** Start SELECTED EXCERPT **

# Flyer Advertising



## skylandprinting (Jul 3, 2007)

Does anyone here utilize flyer advertising? We put flyers out with pull tabs for one of the facets of our business, and people take the tabs like mad, but no one emails us or calls us with the information provided on the tab. Do you use the flyers with the tabs? Do they work? What do you put on them? Any help would be appreciated. 

Just for reference, my tabes have my first name on the top line, my phone number underneath and the email address underneath. The email address clearly states what it is in regards to. 

Scott


----------



## Rodney (Nov 3, 2004)

> The email address clearly states what it is in regards to.


I haven't tried flyer advertising, but maybe more info on the tab might help remind the person why they pulled off the tab.

Another thing to try would be putting a special offer on the tab to give them more incentive to contact you. "$10 off your first custom t-shirt printing order when you hand us/mention this tab with your order"


----------



## EnMartian (Feb 14, 2008)

Rodney made a good point, having an offer on the tab might inspire more people to buy. I think I would also reexamine your tabs and make sure that it's clear why someone would have pulled the tab. Right now you say your e-mail makes it clear what the tab is about, but what is clear to you might not be clear to others. Test your tabs (not the whole flyer) out on 10 or 12 people and see if they understand what the tab is about. If they don't, that could be part of your problem.

** End SELECTED EXCERPT **
** Start RECORDS SHOWN **

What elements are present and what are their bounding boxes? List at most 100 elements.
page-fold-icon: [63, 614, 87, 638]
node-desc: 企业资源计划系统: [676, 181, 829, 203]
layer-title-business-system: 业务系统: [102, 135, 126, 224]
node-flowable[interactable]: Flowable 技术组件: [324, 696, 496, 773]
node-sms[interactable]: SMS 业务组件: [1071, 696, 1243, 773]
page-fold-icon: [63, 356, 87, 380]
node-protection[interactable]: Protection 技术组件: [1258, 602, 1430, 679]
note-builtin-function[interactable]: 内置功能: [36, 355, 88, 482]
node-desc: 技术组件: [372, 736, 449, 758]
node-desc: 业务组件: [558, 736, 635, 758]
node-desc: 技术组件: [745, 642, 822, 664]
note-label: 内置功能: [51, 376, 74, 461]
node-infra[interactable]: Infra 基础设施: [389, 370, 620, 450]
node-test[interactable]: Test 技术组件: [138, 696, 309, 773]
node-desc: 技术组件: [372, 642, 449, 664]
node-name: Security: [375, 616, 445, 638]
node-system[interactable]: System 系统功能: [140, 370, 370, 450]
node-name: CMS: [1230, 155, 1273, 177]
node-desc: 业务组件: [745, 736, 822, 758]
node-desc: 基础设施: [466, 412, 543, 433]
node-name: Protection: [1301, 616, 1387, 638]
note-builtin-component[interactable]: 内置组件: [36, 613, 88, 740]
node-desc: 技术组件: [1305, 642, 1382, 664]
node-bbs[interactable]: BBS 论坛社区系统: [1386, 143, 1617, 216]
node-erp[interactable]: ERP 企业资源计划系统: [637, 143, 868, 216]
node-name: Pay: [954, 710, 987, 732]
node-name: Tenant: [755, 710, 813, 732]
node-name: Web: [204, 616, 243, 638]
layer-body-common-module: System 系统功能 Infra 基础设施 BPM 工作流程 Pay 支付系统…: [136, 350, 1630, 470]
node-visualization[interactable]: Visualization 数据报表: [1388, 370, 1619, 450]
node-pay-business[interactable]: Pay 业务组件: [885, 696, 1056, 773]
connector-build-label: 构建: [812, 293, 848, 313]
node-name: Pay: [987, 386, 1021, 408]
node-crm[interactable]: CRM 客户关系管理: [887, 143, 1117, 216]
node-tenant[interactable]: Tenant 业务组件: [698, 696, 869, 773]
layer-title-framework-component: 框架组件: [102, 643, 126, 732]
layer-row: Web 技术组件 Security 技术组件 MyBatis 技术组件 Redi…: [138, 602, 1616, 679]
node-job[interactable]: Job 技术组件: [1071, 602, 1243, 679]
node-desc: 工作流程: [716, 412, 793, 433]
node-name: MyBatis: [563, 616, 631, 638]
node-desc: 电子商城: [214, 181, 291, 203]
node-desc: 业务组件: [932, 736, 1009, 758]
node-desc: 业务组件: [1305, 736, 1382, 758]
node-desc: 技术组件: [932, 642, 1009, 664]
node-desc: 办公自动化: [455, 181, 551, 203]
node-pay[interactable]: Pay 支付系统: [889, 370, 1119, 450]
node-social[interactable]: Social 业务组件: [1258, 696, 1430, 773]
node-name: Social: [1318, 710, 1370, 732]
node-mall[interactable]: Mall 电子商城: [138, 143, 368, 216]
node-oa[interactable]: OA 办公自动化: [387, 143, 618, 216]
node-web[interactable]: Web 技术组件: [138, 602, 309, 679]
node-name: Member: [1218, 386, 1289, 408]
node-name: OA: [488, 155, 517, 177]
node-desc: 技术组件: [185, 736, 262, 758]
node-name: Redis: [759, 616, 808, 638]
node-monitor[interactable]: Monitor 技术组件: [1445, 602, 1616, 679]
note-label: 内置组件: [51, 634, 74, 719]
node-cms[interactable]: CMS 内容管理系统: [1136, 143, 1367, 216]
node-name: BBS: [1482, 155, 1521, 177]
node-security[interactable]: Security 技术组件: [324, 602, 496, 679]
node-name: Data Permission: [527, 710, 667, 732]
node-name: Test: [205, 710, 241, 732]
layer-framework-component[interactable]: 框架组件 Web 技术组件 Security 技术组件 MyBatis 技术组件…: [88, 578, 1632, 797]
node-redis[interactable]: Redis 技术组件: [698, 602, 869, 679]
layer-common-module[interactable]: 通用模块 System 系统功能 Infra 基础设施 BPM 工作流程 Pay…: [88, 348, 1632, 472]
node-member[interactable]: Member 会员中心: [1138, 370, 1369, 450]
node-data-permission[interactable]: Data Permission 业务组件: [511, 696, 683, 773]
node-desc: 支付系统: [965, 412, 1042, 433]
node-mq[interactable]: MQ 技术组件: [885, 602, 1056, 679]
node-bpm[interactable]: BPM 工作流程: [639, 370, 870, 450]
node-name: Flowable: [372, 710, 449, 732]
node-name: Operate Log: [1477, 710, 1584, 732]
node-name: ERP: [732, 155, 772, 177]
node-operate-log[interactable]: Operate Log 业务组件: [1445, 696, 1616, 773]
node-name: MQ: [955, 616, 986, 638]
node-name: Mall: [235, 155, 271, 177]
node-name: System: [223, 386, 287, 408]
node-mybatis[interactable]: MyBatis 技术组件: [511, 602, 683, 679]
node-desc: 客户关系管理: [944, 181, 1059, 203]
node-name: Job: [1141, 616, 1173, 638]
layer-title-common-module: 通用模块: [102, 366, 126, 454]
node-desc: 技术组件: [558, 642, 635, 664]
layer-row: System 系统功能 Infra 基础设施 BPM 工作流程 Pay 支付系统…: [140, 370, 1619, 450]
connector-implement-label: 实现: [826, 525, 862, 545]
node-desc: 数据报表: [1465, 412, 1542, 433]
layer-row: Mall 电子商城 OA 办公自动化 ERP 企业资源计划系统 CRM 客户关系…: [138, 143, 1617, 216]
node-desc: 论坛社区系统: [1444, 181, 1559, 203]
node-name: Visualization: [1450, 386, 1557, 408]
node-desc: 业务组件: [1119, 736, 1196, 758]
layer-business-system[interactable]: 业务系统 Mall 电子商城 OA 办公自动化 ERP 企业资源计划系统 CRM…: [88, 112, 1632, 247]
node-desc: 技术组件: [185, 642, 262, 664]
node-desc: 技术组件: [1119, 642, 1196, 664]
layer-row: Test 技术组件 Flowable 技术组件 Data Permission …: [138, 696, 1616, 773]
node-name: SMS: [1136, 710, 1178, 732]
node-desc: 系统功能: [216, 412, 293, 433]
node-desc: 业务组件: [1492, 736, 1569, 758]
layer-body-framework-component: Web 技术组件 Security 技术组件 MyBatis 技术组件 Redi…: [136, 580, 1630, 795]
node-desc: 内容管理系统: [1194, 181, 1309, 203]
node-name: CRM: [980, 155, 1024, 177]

** End RECORDS SHOWN **

* GOALS *
• a. According to the flyer advertising thread, on how many people does EnMartian suggest testing the tabs?
• b. Quote the flyer advertising thread word for word, starting at "## EnMartian (Feb" and ending at "of your problem.".
• c. Extend the flyer advertising thread onward from its final sentence.
The records are a separate body of material from the flyer advertising thread.

* WRITTEN ANSWERS *
• a. 10 or 12 people.

• b.
## EnMartian (Feb 14, 2008)

Rodney made a good point, having an offer on the tab might inspire more people to buy. I think I would also reexamine your tabs and make sure that it's clear why someone would have pulled the tab. Right now you say your e-mail makes it clear what the tab is about, but what is clear to you might not be clear to others. Test your tabs (not the whole flyer) out on 10 or 12 people and see if they understand what the tab is about. If they don't, that could be part of your problem.

• c.
Also, where are you putting the flyers? Is it in places where your target market is likely to be? There are people who will randomly pull a tab off something or pick up a card just because it is there. You need to have your fliers in places where your target customers will be. It isn't about getting lots of people to take a tab, it's about getting the right people to take a tab. So make sure your flyers are in the right places.


----------



## adam.smsg (Oct 22, 2009)

Make the tabs a big part of the flyer itself not just "those things at the bottom that you can take if you happen to want to know more". When I do flyers I put:
_
Now giving away mini book marks with my web address on them_

Its a simple little way to make people notice they are even there. You cant just expect people to grab them "just because". Thats my feeling anyway.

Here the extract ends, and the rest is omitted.